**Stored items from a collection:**
──────────────────────────────

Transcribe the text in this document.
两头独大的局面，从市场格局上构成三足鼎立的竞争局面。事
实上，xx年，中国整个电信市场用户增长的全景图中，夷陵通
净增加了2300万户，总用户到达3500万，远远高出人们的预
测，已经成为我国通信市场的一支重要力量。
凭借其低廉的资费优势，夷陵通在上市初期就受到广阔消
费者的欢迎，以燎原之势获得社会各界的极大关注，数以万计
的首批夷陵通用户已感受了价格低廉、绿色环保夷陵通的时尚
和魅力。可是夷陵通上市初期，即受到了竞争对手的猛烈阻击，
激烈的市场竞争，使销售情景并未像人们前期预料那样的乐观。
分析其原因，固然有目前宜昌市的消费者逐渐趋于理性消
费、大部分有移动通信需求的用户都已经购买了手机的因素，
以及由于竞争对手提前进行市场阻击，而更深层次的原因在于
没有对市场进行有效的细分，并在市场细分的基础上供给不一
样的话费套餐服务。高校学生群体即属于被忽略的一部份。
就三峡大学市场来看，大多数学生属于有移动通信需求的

──────────────────────────────

**Instruction:** Reproduce all of the records exactly.

**Solution to the problem:**
Transcribe the text in this document.
两头独大的局面，从市场格局上构成三足鼎立的竞争局面。事
实上，xx年，中国整个电信市场用户增长的全景图中，夷陵通
净增加了2300万户，总用户到达3500万，远远高出人们的预
测，已经成为我国通信市场的一支重要力量。
凭借其低廉的资费优势，夷陵通在上市初期就受到广阔消
费者的欢迎，以燎原之势获得社会各界的极大关注，数以万计
的首批夷陵通用户已感受了价格低廉、绿色环保夷陵通的时尚
和魅力。可是夷陵通上市初期，即受到了竞争对手的猛烈阻击，
激烈的市场竞争，使销售情景并未像人们前期预料那样的乐观。
分析其原因，固然有目前宜昌市的消费者逐渐趋于理性消
费、大部分有移动通信需求的用户都已经购买了手机的因素，
以及由于竞争对手提前进行市场阻击，而更深层次的原因在于
没有对市场进行有效的细分，并在市场细分的基础上供给不一
样的话费套餐服务。高校学生群体即属于被忽略的一部份。
就三峡大学市场来看，大多数学生属于有移动通信需求的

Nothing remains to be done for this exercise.